Problem to solve: How many lines of the records hold the string "semper"? Reply with the number alone.

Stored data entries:
** start **

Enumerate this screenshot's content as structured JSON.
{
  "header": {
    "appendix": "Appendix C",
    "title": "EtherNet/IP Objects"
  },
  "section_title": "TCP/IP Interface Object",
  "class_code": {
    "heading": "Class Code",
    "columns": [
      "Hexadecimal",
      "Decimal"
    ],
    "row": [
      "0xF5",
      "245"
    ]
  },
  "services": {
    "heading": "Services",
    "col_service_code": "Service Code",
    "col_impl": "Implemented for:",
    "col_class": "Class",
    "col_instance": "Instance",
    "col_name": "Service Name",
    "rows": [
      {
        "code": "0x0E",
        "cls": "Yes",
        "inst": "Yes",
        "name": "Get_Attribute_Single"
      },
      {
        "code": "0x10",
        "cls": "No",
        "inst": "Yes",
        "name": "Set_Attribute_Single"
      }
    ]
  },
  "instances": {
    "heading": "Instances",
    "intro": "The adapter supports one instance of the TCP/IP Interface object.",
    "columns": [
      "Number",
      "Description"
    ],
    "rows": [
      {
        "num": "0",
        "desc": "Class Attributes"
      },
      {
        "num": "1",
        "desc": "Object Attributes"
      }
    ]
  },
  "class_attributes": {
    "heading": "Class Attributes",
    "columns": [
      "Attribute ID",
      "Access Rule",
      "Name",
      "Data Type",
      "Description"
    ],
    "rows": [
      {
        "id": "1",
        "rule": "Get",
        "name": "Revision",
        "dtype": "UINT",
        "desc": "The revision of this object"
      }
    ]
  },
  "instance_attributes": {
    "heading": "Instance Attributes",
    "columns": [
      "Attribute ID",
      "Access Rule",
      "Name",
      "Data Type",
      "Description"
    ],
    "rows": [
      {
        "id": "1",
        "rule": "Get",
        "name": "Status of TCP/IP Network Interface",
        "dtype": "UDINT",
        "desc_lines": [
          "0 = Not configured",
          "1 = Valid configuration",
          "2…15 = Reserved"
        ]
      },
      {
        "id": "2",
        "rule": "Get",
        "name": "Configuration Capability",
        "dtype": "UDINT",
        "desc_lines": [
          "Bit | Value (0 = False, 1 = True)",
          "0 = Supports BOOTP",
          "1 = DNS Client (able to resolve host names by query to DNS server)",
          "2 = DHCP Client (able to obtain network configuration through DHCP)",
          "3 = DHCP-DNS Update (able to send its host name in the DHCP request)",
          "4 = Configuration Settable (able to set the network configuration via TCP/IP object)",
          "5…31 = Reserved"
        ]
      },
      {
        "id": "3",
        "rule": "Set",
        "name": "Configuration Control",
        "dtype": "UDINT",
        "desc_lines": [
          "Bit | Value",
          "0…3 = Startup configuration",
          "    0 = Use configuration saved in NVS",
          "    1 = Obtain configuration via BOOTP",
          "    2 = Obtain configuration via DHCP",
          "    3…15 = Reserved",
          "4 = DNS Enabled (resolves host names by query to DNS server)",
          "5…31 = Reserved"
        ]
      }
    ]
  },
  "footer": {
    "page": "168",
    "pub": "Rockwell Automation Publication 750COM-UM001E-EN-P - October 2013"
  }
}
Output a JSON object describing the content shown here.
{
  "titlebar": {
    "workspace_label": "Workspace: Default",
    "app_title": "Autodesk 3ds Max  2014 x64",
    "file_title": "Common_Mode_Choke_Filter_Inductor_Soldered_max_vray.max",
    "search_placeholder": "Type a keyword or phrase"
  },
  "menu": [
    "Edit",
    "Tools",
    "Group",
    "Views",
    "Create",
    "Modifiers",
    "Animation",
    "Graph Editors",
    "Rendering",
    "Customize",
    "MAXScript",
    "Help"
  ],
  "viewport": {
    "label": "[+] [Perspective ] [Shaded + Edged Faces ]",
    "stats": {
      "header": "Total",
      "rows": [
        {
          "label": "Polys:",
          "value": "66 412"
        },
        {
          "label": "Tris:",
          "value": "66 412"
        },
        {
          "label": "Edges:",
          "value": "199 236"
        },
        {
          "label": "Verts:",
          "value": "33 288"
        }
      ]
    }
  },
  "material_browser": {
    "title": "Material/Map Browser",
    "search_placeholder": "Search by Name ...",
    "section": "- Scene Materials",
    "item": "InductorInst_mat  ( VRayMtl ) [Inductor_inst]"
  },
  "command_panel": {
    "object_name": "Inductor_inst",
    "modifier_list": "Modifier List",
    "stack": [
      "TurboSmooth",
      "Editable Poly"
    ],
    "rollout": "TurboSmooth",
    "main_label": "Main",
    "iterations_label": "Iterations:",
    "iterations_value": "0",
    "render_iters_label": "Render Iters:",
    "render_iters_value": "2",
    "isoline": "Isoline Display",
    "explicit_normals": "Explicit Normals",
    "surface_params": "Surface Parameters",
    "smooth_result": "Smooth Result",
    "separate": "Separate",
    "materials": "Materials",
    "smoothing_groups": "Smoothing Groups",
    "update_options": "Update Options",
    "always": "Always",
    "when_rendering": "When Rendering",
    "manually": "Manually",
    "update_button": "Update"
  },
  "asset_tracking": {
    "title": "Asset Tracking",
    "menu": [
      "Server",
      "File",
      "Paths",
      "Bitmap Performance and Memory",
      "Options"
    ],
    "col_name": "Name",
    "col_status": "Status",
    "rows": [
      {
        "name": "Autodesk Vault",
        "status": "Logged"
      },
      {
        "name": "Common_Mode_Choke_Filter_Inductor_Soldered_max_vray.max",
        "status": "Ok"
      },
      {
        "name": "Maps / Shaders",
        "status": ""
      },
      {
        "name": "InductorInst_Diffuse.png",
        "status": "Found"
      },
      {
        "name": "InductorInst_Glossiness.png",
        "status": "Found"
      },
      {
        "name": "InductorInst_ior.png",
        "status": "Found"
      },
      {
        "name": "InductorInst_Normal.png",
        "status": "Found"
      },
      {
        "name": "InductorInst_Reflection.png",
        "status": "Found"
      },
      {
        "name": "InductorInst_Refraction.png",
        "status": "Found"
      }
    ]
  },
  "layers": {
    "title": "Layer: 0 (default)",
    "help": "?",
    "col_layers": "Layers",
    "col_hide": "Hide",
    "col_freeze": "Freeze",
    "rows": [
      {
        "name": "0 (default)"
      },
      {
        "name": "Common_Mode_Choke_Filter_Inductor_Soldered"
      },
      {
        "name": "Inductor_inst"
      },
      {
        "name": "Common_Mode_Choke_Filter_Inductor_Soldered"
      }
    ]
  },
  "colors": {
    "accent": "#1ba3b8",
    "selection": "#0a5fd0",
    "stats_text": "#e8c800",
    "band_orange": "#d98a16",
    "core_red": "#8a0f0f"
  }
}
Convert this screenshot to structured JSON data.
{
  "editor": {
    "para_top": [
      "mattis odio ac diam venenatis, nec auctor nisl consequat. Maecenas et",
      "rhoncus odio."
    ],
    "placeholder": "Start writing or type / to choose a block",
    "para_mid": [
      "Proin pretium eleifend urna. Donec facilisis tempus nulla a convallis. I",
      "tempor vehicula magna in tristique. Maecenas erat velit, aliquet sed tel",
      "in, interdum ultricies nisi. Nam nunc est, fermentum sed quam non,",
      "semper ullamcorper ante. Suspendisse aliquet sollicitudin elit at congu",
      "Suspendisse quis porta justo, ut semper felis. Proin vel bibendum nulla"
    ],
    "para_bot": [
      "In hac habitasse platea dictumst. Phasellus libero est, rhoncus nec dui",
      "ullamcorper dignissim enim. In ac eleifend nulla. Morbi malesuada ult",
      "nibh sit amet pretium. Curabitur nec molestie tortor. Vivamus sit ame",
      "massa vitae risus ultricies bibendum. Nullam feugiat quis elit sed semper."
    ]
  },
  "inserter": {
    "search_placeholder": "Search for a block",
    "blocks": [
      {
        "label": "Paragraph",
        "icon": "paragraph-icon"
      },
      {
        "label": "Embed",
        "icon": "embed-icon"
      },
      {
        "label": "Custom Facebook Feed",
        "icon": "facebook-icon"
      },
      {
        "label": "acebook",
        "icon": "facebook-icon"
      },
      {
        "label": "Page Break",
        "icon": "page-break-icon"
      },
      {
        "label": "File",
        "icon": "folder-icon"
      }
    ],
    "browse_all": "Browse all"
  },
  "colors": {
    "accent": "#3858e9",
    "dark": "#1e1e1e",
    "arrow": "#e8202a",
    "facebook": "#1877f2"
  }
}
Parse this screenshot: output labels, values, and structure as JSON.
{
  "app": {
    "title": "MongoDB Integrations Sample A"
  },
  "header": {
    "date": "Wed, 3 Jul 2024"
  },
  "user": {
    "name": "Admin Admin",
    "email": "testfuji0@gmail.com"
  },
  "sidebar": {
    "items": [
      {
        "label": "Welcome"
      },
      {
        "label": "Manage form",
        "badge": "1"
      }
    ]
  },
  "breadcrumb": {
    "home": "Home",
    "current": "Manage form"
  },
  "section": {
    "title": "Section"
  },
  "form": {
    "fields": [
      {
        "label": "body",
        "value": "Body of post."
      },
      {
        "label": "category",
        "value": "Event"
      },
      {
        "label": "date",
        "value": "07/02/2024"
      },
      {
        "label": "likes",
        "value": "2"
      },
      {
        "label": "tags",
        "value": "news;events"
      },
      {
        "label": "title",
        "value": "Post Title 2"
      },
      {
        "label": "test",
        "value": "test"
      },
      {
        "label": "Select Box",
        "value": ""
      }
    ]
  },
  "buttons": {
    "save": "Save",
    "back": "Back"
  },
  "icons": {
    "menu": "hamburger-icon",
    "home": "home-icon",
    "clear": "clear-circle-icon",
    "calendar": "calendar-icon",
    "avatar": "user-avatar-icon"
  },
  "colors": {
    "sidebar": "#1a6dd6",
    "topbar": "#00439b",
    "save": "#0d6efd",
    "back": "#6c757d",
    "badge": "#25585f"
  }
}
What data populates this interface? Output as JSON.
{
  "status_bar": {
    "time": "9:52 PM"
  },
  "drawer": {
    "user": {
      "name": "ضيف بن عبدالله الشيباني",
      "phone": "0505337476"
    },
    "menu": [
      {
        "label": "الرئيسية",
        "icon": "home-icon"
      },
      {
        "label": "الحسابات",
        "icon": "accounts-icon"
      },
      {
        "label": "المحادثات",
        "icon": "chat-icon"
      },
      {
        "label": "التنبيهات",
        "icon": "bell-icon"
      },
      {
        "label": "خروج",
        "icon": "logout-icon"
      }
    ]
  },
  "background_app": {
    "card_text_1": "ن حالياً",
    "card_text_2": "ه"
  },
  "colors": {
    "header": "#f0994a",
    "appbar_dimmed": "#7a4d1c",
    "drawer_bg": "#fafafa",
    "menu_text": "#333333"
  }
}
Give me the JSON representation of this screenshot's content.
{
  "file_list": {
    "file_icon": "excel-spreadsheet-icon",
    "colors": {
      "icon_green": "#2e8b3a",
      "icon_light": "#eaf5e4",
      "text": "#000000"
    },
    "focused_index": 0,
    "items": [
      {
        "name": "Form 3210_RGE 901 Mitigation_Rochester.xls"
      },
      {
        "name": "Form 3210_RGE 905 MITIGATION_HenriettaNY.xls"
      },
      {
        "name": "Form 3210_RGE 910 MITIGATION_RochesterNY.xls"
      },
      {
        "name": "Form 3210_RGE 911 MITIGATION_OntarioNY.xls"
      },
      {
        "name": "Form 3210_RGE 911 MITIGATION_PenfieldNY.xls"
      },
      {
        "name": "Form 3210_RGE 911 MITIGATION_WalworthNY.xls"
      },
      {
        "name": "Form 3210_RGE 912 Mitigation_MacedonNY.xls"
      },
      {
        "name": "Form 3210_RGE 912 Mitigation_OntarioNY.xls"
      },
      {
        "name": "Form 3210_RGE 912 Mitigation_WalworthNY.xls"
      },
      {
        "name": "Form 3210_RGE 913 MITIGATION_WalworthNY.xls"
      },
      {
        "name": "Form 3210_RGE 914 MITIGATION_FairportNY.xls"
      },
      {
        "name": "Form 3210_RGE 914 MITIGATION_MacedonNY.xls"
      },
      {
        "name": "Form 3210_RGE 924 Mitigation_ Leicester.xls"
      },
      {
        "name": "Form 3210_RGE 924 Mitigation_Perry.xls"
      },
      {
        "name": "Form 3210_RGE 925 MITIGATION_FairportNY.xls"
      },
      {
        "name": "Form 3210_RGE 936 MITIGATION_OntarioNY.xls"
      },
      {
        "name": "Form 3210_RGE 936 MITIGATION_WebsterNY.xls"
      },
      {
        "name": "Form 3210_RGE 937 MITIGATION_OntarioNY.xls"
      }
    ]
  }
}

** end **

Answer for this exercise: 3